Problem ▸ Omit the pictures, please, and give each record below again exactly.

----

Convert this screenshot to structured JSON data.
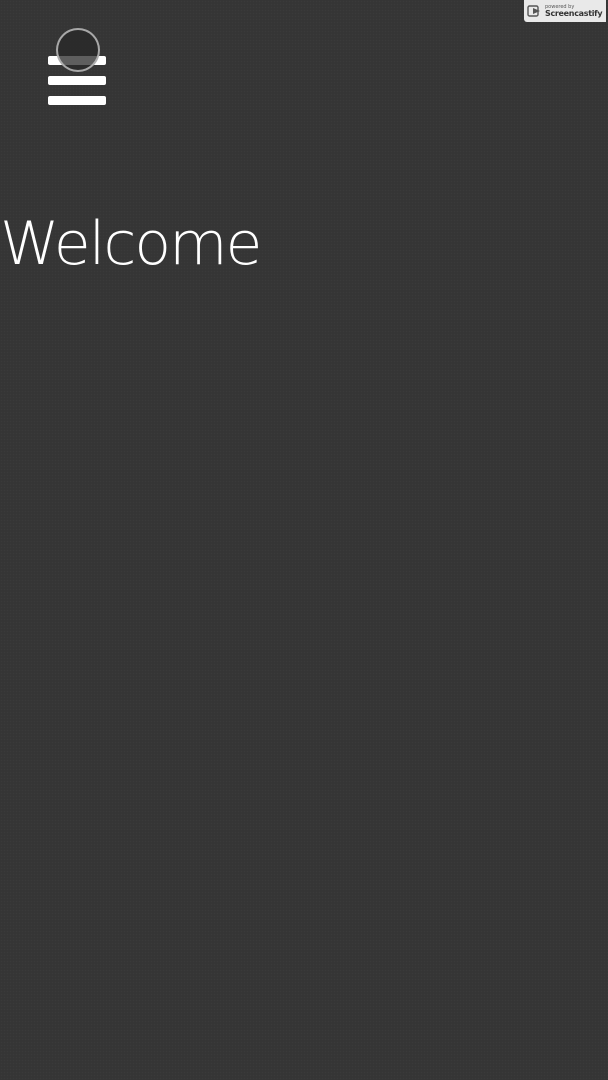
{
  "header": {
    "menu_icon": "hamburger-menu-icon",
    "menu_color": "#ffffff"
  },
  "main": {
    "title": "Welcome"
  },
  "watermark": {
    "powered_by": "powered by",
    "brand": "Screencastify",
    "icon": "screencastify-logo-icon"
  },
  "theme": {
    "background": "#363636",
    "text": "#ffffff"
  }
}
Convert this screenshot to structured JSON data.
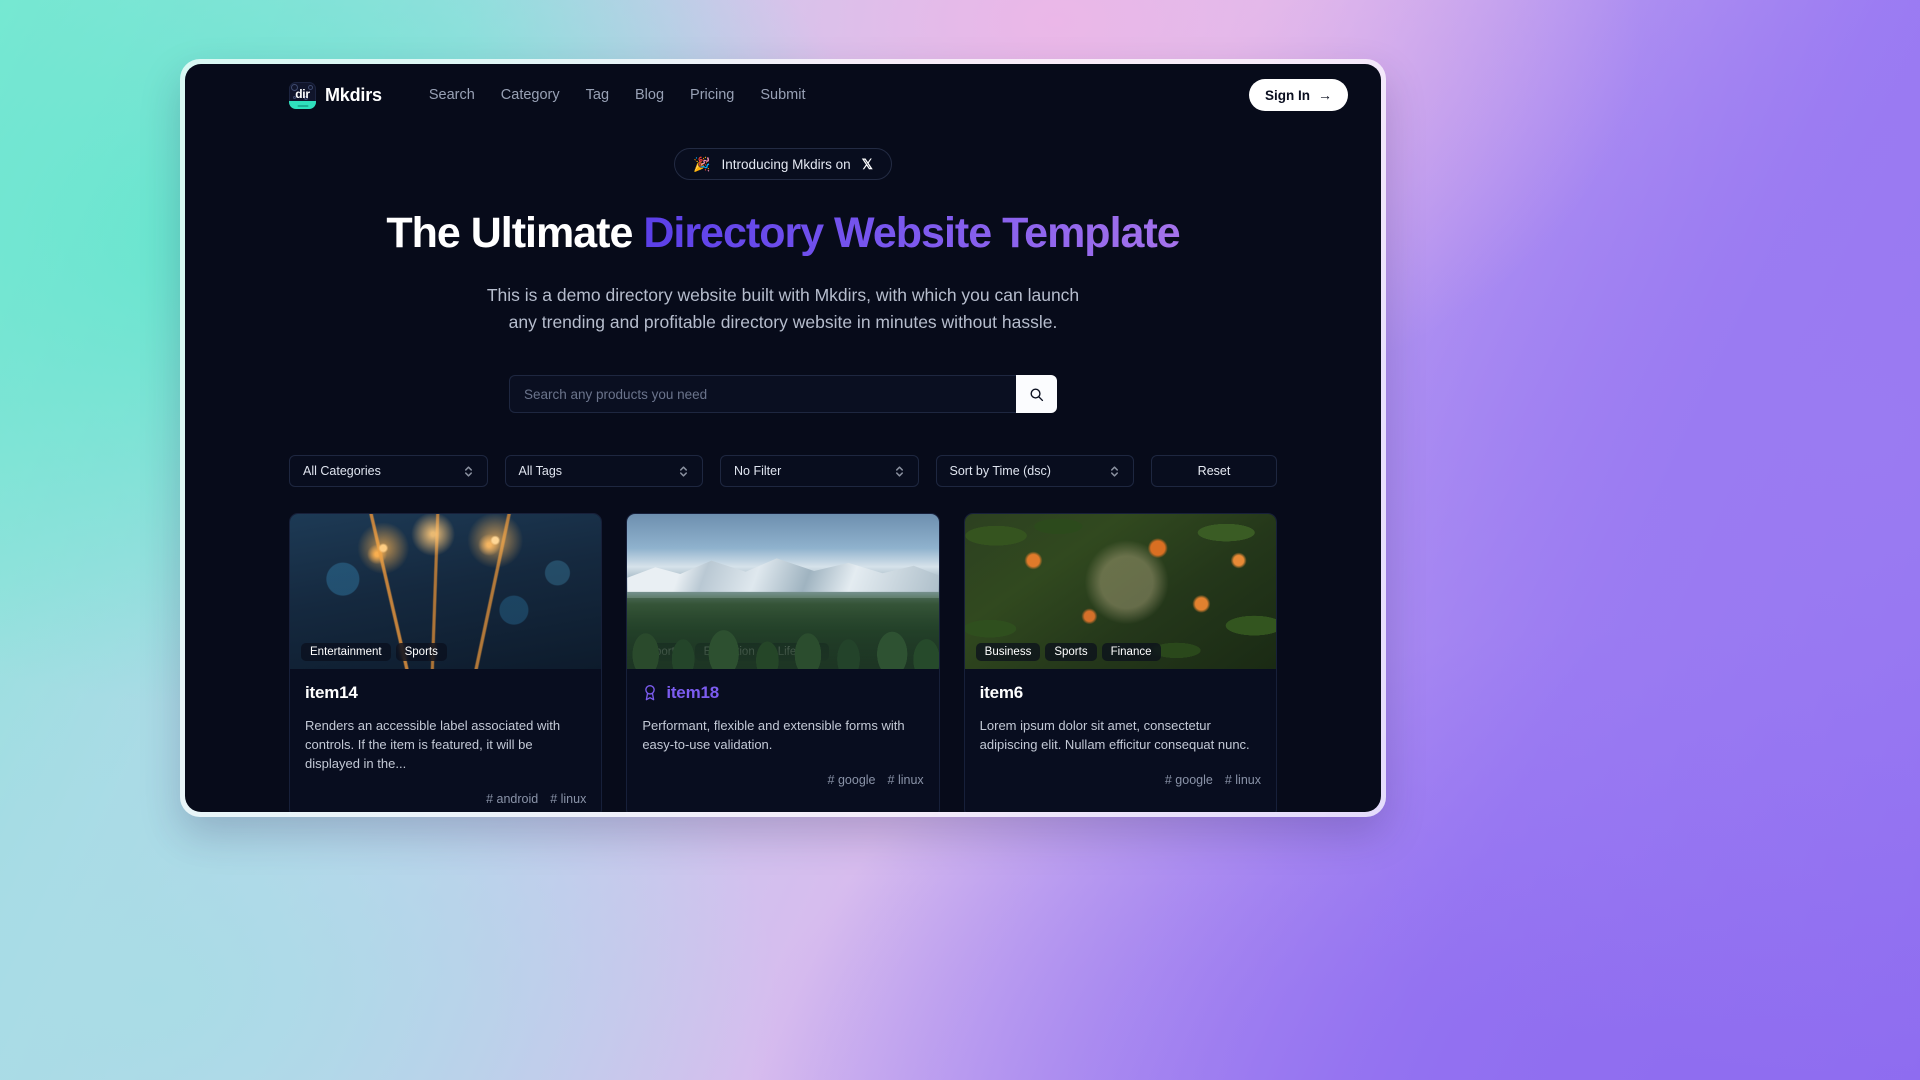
{
  "header": {
    "logo_text": "dir",
    "brand": "Mkdirs",
    "nav": [
      {
        "label": "Search"
      },
      {
        "label": "Category"
      },
      {
        "label": "Tag"
      },
      {
        "label": "Blog"
      },
      {
        "label": "Pricing"
      },
      {
        "label": "Submit"
      }
    ],
    "signin_label": "Sign In",
    "signin_arrow": "→"
  },
  "hero": {
    "badge_emoji": "🎉",
    "badge_text": "Introducing Mkdirs on",
    "badge_x": "𝕏",
    "title_plain": "The Ultimate ",
    "title_gradient": "Directory Website Template",
    "subtitle_line1": "This is a demo directory website built with Mkdirs, with which you can launch",
    "subtitle_line2": "any trending and profitable directory website in minutes without hassle."
  },
  "search": {
    "placeholder": "Search any products you need",
    "value": "",
    "button_icon": "search-icon"
  },
  "filters": {
    "category": "All Categories",
    "tag": "All Tags",
    "filter": "No Filter",
    "sort": "Sort by Time (dsc)",
    "reset_label": "Reset"
  },
  "cards": [
    {
      "categories": [
        "Entertainment",
        "Sports"
      ],
      "title": "item14",
      "featured": false,
      "description": "Renders an accessible label associated with controls. If the item is featured, it will be displayed in the...",
      "tags": [
        "# android",
        "# linux"
      ]
    },
    {
      "categories": [
        "Sports",
        "Education",
        "Lifestyle"
      ],
      "title": "item18",
      "featured": true,
      "description": "Performant, flexible and extensible forms with easy-to-use validation.",
      "tags": [
        "# google",
        "# linux"
      ]
    },
    {
      "categories": [
        "Business",
        "Sports",
        "Finance"
      ],
      "title": "item6",
      "featured": false,
      "description": "Lorem ipsum dolor sit amet, consectetur adipiscing elit. Nullam efficitur consequat nunc.",
      "tags": [
        "# google",
        "# linux"
      ]
    }
  ],
  "colors": {
    "panel_bg": "#070B1A",
    "accent_purple": "#7C5CF0",
    "gradient_start": "#5B3FE8",
    "gradient_end": "#A573EC",
    "logo_teal": "#2FE0BC"
  }
}
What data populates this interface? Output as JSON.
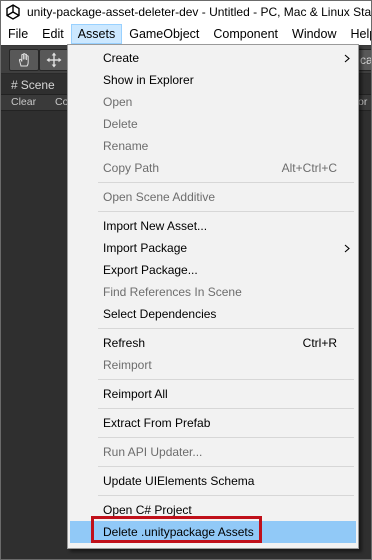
{
  "window": {
    "title": "unity-package-asset-deleter-dev - Untitled - PC, Mac & Linux Standalone"
  },
  "menubar": {
    "items": [
      "File",
      "Edit",
      "Assets",
      "GameObject",
      "Component",
      "Window",
      "Help"
    ],
    "active": "Assets"
  },
  "scene_tab": {
    "label": "Scene"
  },
  "scene_toolbar": {
    "clear": "Clear",
    "collapse": "Co",
    "right_fragment": "or"
  },
  "right_edge_fragment": "cal",
  "assets_menu": {
    "create": "Create",
    "show_in_explorer": "Show in Explorer",
    "open": "Open",
    "delete": "Delete",
    "rename": "Rename",
    "copy_path": "Copy Path",
    "copy_path_shortcut": "Alt+Ctrl+C",
    "open_scene_additive": "Open Scene Additive",
    "import_new_asset": "Import New Asset...",
    "import_package": "Import Package",
    "export_package": "Export Package...",
    "find_references": "Find References In Scene",
    "select_dependencies": "Select Dependencies",
    "refresh": "Refresh",
    "refresh_shortcut": "Ctrl+R",
    "reimport": "Reimport",
    "reimport_all": "Reimport All",
    "extract_from_prefab": "Extract From Prefab",
    "run_api_updater": "Run API Updater...",
    "update_uielements_schema": "Update UIElements Schema",
    "open_csharp_project": "Open C# Project",
    "delete_unitypackage_assets": "Delete .unitypackage Assets"
  },
  "colors": {
    "highlight": "#91c9f7",
    "callout_border": "#c0101a",
    "menubar_active": "#cce8ff"
  }
}
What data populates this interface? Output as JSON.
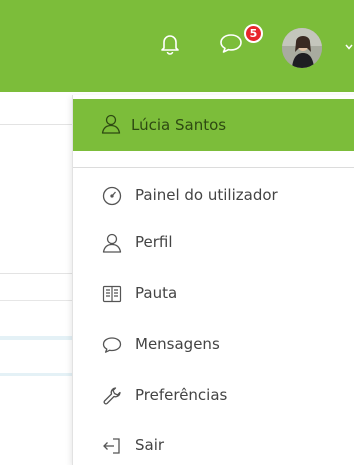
{
  "navbar": {
    "notifications_icon": "bell-icon",
    "messages_icon": "chat-bubble-icon",
    "messages_badge": "5",
    "avatar": "user-avatar",
    "user_menu_caret": "chevron-down-icon",
    "colors": {
      "brand_green": "#7cbd3a",
      "badge_red": "#e8262b"
    }
  },
  "user_menu": {
    "header": {
      "label": "Lúcia Santos",
      "icon": "user-icon"
    },
    "items": [
      {
        "label": "Painel do utilizador",
        "icon": "gauge-icon"
      },
      {
        "label": "Perfil",
        "icon": "user-icon"
      },
      {
        "label": "Pauta",
        "icon": "book-icon"
      },
      {
        "label": "Mensagens",
        "icon": "chat-bubble-icon"
      },
      {
        "label": "Preferências",
        "icon": "wrench-icon"
      },
      {
        "label": "Sair",
        "icon": "sign-out-icon"
      }
    ]
  }
}
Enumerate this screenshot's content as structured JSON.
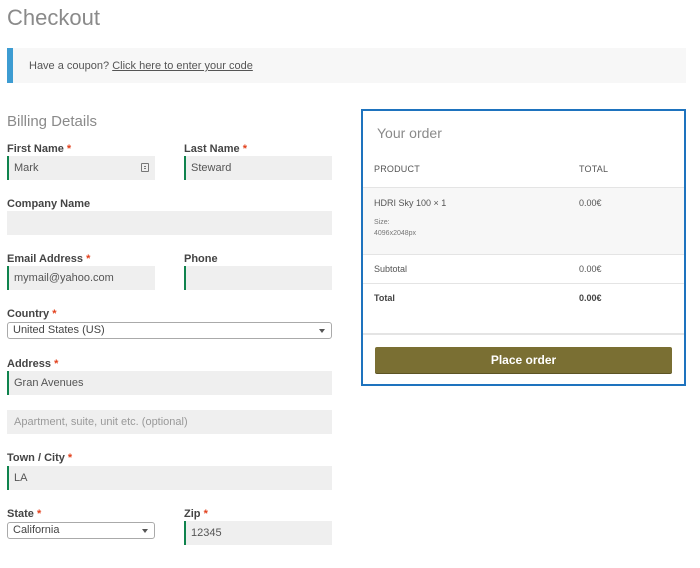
{
  "page": {
    "title": "Checkout"
  },
  "coupon": {
    "prompt": "Have a coupon?",
    "link": "Click here to enter your code"
  },
  "billing": {
    "title": "Billing Details",
    "required_mark": "*",
    "first_name": {
      "label": "First Name",
      "value": "Mark"
    },
    "last_name": {
      "label": "Last Name",
      "value": "Steward"
    },
    "company": {
      "label": "Company Name",
      "value": ""
    },
    "email": {
      "label": "Email Address",
      "value": "mymail@yahoo.com"
    },
    "phone": {
      "label": "Phone",
      "value": ""
    },
    "country": {
      "label": "Country",
      "value": "United States (US)"
    },
    "address": {
      "label": "Address",
      "value": "Gran Avenues",
      "line2_placeholder": "Apartment, suite, unit etc. (optional)"
    },
    "city": {
      "label": "Town / City",
      "value": "LA"
    },
    "state": {
      "label": "State",
      "value": "California"
    },
    "zip": {
      "label": "Zip",
      "value": "12345"
    }
  },
  "order": {
    "title": "Your order",
    "col_product": "PRODUCT",
    "col_total": "TOTAL",
    "item": {
      "name": "HDRI Sky 100  × 1",
      "total": "0.00€",
      "size_label": "Size:",
      "size_value": "4096x2048px"
    },
    "subtotal": {
      "label": "Subtotal",
      "value": "0.00€"
    },
    "total": {
      "label": "Total",
      "value": "0.00€"
    },
    "place_order": "Place order"
  },
  "colors": {
    "accent_bar": "#3d9cd2",
    "valid_field": "#0f834d",
    "required": "#e2401c",
    "order_border": "#1e73be",
    "button": "#7a6f33"
  }
}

----

Result of this task ▸
Convert this screenshot to structured JSON data.
{
  "header": {
    "menu_icon": "hamburger-menu-icon",
    "menu_color": "#ffffff"
  },
  "main": {
    "title": "Welcome"
  },
  "watermark": {
    "powered_by": "powered by",
    "brand": "Screencastify",
    "icon": "screencastify-logo-icon"
  },
  "theme": {
    "background": "#363636",
    "text": "#ffffff"
  }
}
Convert this screenshot to structured JSON data.
{
  "header": {
    "logo_text": "dir",
    "brand": "Mkdirs",
    "nav": [
      {
        "label": "Search"
      },
      {
        "label": "Category"
      },
      {
        "label": "Tag"
      },
      {
        "label": "Blog"
      },
      {
        "label": "Pricing"
      },
      {
        "label": "Submit"
      }
    ],
    "signin_label": "Sign In",
    "signin_arrow": "→"
  },
  "hero": {
    "badge_emoji": "🎉",
    "badge_text": "Introducing Mkdirs on",
    "badge_x": "𝕏",
    "title_plain": "The Ultimate ",
    "title_gradient": "Directory Website Template",
    "subtitle_line1": "This is a demo directory website built with Mkdirs, with which you can launch",
    "subtitle_line2": "any trending and profitable directory website in minutes without hassle."
  },
  "search": {
    "placeholder": "Search any products you need",
    "value": "",
    "button_icon": "search-icon"
  },
  "filters": {
    "category": "All Categories",
    "tag": "All Tags",
    "filter": "No Filter",
    "sort": "Sort by Time (dsc)",
    "reset_label": "Reset"
  },
  "cards": [
    {
      "categories": [
        "Entertainment",
        "Sports"
      ],
      "title": "item14",
      "featured": false,
      "description": "Renders an accessible label associated with controls. If the item is featured, it will be displayed in the...",
      "tags": [
        "# android",
        "# linux"
      ]
    },
    {
      "categories": [
        "Sports",
        "Education",
        "Lifestyle"
      ],
      "title": "item18",
      "featured": true,
      "description": "Performant, flexible and extensible forms with easy-to-use validation.",
      "tags": [
        "# google",
        "# linux"
      ]
    },
    {
      "categories": [
        "Business",
        "Sports",
        "Finance"
      ],
      "title": "item6",
      "featured": false,
      "description": "Lorem ipsum dolor sit amet, consectetur adipiscing elit. Nullam efficitur consequat nunc.",
      "tags": [
        "# google",
        "# linux"
      ]
    }
  ],
  "colors": {
    "panel_bg": "#070B1A",
    "accent_purple": "#7C5CF0",
    "gradient_start": "#5B3FE8",
    "gradient_end": "#A573EC",
    "logo_teal": "#2FE0BC"
  }
}
What data populates this interface? Output as JSON.
{
  "window": {
    "title": "unity-package-asset-deleter-dev - Untitled - PC, Mac & Linux Standalone"
  },
  "menubar": {
    "items": [
      "File",
      "Edit",
      "Assets",
      "GameObject",
      "Component",
      "Window",
      "Help"
    ],
    "active": "Assets"
  },
  "scene_tab": {
    "label": "Scene"
  },
  "scene_toolbar": {
    "clear": "Clear",
    "collapse": "Co",
    "right_fragment": "or"
  },
  "right_edge_fragment": "cal",
  "assets_menu": {
    "create": "Create",
    "show_in_explorer": "Show in Explorer",
    "open": "Open",
    "delete": "Delete",
    "rename": "Rename",
    "copy_path": "Copy Path",
    "copy_path_shortcut": "Alt+Ctrl+C",
    "open_scene_additive": "Open Scene Additive",
    "import_new_asset": "Import New Asset...",
    "import_package": "Import Package",
    "export_package": "Export Package...",
    "find_references": "Find References In Scene",
    "select_dependencies": "Select Dependencies",
    "refresh": "Refresh",
    "refresh_shortcut": "Ctrl+R",
    "reimport": "Reimport",
    "reimport_all": "Reimport All",
    "extract_from_prefab": "Extract From Prefab",
    "run_api_updater": "Run API Updater...",
    "update_uielements_schema": "Update UIElements Schema",
    "open_csharp_project": "Open C# Project",
    "delete_unitypackage_assets": "Delete .unitypackage Assets"
  },
  "colors": {
    "highlight": "#91c9f7",
    "callout_border": "#c0101a",
    "menubar_active": "#cce8ff"
  }
}
What data populates this interface? Output as JSON.
{
  "navbar": {
    "notifications_icon": "bell-icon",
    "messages_icon": "chat-bubble-icon",
    "messages_badge": "5",
    "avatar": "user-avatar",
    "user_menu_caret": "chevron-down-icon",
    "colors": {
      "brand_green": "#7cbd3a",
      "badge_red": "#e8262b"
    }
  },
  "user_menu": {
    "header": {
      "label": "Lúcia Santos",
      "icon": "user-icon"
    },
    "items": [
      {
        "label": "Painel do utilizador",
        "icon": "gauge-icon"
      },
      {
        "label": "Perfil",
        "icon": "user-icon"
      },
      {
        "label": "Pauta",
        "icon": "book-icon"
      },
      {
        "label": "Mensagens",
        "icon": "chat-bubble-icon"
      },
      {
        "label": "Preferências",
        "icon": "wrench-icon"
      },
      {
        "label": "Sair",
        "icon": "sign-out-icon"
      }
    ]
  }
}
Enumerate this screenshot's content as structured JSON.
{
  "page": {
    "title": "Checkout"
  },
  "coupon": {
    "prompt": "Have a coupon?",
    "link": "Click here to enter your code"
  },
  "billing": {
    "title": "Billing Details",
    "required_mark": "*",
    "first_name": {
      "label": "First Name",
      "value": "Mark"
    },
    "last_name": {
      "label": "Last Name",
      "value": "Steward"
    },
    "company": {
      "label": "Company Name",
      "value": ""
    },
    "email": {
      "label": "Email Address",
      "value": "mymail@yahoo.com"
    },
    "phone": {
      "label": "Phone",
      "value": ""
    },
    "country": {
      "label": "Country",
      "value": "United States (US)"
    },
    "address": {
      "label": "Address",
      "value": "Gran Avenues",
      "line2_placeholder": "Apartment, suite, unit etc. (optional)"
    },
    "city": {
      "label": "Town / City",
      "value": "LA"
    },
    "state": {
      "label": "State",
      "value": "California"
    },
    "zip": {
      "label": "Zip",
      "value": "12345"
    }
  },
  "order": {
    "title": "Your order",
    "col_product": "PRODUCT",
    "col_total": "TOTAL",
    "item": {
      "name": "HDRI Sky 100  × 1",
      "total": "0.00€",
      "size_label": "Size:",
      "size_value": "4096x2048px"
    },
    "subtotal": {
      "label": "Subtotal",
      "value": "0.00€"
    },
    "total": {
      "label": "Total",
      "value": "0.00€"
    },
    "place_order": "Place order"
  },
  "colors": {
    "accent_bar": "#3d9cd2",
    "valid_field": "#0f834d",
    "required": "#e2401c",
    "order_border": "#1e73be",
    "button": "#7a6f33"
  }
}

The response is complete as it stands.